• **TASK PROMPT**
Only lines with the string "Test" matter here; gather them from the material below.

• **AVAILABLE RECORDS**
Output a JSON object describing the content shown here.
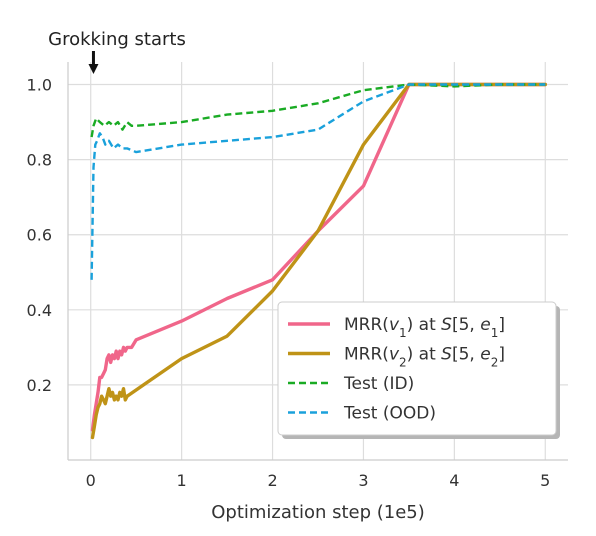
{
  "chart_data": {
    "type": "line",
    "xlabel": "Optimization step (1e5)",
    "ylabel": "",
    "xlim": [
      -0.25,
      5.25
    ],
    "ylim": [
      0.0,
      1.06
    ],
    "xticks": [
      0,
      1,
      2,
      3,
      4,
      5
    ],
    "yticks": [
      0.2,
      0.4,
      0.6,
      0.8,
      1.0
    ],
    "xtick_labels": [
      "0",
      "1",
      "2",
      "3",
      "4",
      "5"
    ],
    "ytick_labels": [
      "0.2",
      "0.4",
      "0.6",
      "0.8",
      "1.0"
    ],
    "grid": true,
    "legend_position": "lower-right",
    "annotation": {
      "text": "Grokking starts",
      "x": 0.03
    },
    "series": [
      {
        "name": "MRR(v₁) at S[5, e₁]",
        "legend_parts": [
          [
            "MRR(",
            "n"
          ],
          [
            "v",
            "i"
          ],
          [
            "1",
            "sub"
          ],
          [
            ") at ",
            "n"
          ],
          [
            "S",
            "i"
          ],
          [
            "[5, ",
            "n"
          ],
          [
            "e",
            "i"
          ],
          [
            "1",
            "sub"
          ],
          [
            "]",
            "n"
          ]
        ],
        "color": "#f0668a",
        "dash": "solid",
        "x": [
          0.02,
          0.04,
          0.06,
          0.08,
          0.1,
          0.12,
          0.14,
          0.16,
          0.18,
          0.2,
          0.22,
          0.24,
          0.26,
          0.28,
          0.3,
          0.32,
          0.34,
          0.36,
          0.38,
          0.4,
          0.45,
          0.5,
          1.0,
          1.5,
          2.0,
          2.5,
          3.0,
          3.5,
          4.0,
          4.5,
          5.0
        ],
        "y": [
          0.08,
          0.12,
          0.15,
          0.18,
          0.22,
          0.22,
          0.23,
          0.24,
          0.27,
          0.28,
          0.26,
          0.28,
          0.27,
          0.29,
          0.27,
          0.29,
          0.28,
          0.3,
          0.29,
          0.3,
          0.3,
          0.32,
          0.37,
          0.43,
          0.48,
          0.61,
          0.73,
          1.0,
          1.0,
          1.0,
          1.0
        ]
      },
      {
        "name": "MRR(v₂) at S[5, e₂]",
        "legend_parts": [
          [
            "MRR(",
            "n"
          ],
          [
            "v",
            "i"
          ],
          [
            "2",
            "sub"
          ],
          [
            ") at ",
            "n"
          ],
          [
            "S",
            "i"
          ],
          [
            "[5, ",
            "n"
          ],
          [
            "e",
            "i"
          ],
          [
            "2",
            "sub"
          ],
          [
            "]",
            "n"
          ]
        ],
        "color": "#bf9317",
        "dash": "solid",
        "x": [
          0.02,
          0.04,
          0.06,
          0.08,
          0.1,
          0.12,
          0.14,
          0.16,
          0.18,
          0.2,
          0.22,
          0.24,
          0.26,
          0.28,
          0.3,
          0.32,
          0.34,
          0.36,
          0.38,
          0.4,
          1.0,
          1.5,
          2.0,
          2.5,
          3.0,
          3.5,
          4.0,
          4.5,
          5.0
        ],
        "y": [
          0.06,
          0.09,
          0.12,
          0.14,
          0.15,
          0.17,
          0.16,
          0.15,
          0.17,
          0.19,
          0.17,
          0.18,
          0.16,
          0.17,
          0.16,
          0.18,
          0.17,
          0.19,
          0.16,
          0.17,
          0.27,
          0.33,
          0.45,
          0.61,
          0.84,
          1.0,
          1.0,
          1.0,
          1.0
        ]
      },
      {
        "name": "Test (ID)",
        "legend_parts": [
          [
            "Test (ID)",
            "n"
          ]
        ],
        "color": "#1aab24",
        "dash": "dashed",
        "x": [
          0.01,
          0.03,
          0.06,
          0.1,
          0.15,
          0.2,
          0.25,
          0.3,
          0.35,
          0.4,
          0.45,
          0.5,
          1.0,
          1.5,
          2.0,
          2.5,
          3.0,
          3.5,
          4.0,
          4.5,
          5.0
        ],
        "y": [
          0.86,
          0.89,
          0.91,
          0.9,
          0.89,
          0.9,
          0.89,
          0.9,
          0.88,
          0.9,
          0.89,
          0.89,
          0.9,
          0.92,
          0.93,
          0.95,
          0.985,
          1.0,
          0.995,
          1.0,
          1.0
        ]
      },
      {
        "name": "Test (OOD)",
        "legend_parts": [
          [
            "Test (OOD)",
            "n"
          ]
        ],
        "color": "#1aa1db",
        "dash": "dashed",
        "x": [
          0.01,
          0.03,
          0.05,
          0.07,
          0.1,
          0.13,
          0.16,
          0.2,
          0.25,
          0.3,
          0.35,
          0.4,
          0.5,
          1.0,
          1.5,
          2.0,
          2.5,
          3.0,
          3.5,
          4.0,
          4.5,
          5.0
        ],
        "y": [
          0.48,
          0.78,
          0.84,
          0.85,
          0.87,
          0.86,
          0.84,
          0.85,
          0.83,
          0.84,
          0.83,
          0.83,
          0.82,
          0.84,
          0.85,
          0.86,
          0.88,
          0.955,
          1.0,
          1.0,
          1.0,
          1.0
        ]
      }
    ]
  }
}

• **SOLVED EXERCISE**
        "name": "Test (ID)",
            "Test (ID)",
        "name": "Test (OOD)",
            "Test (OOD)",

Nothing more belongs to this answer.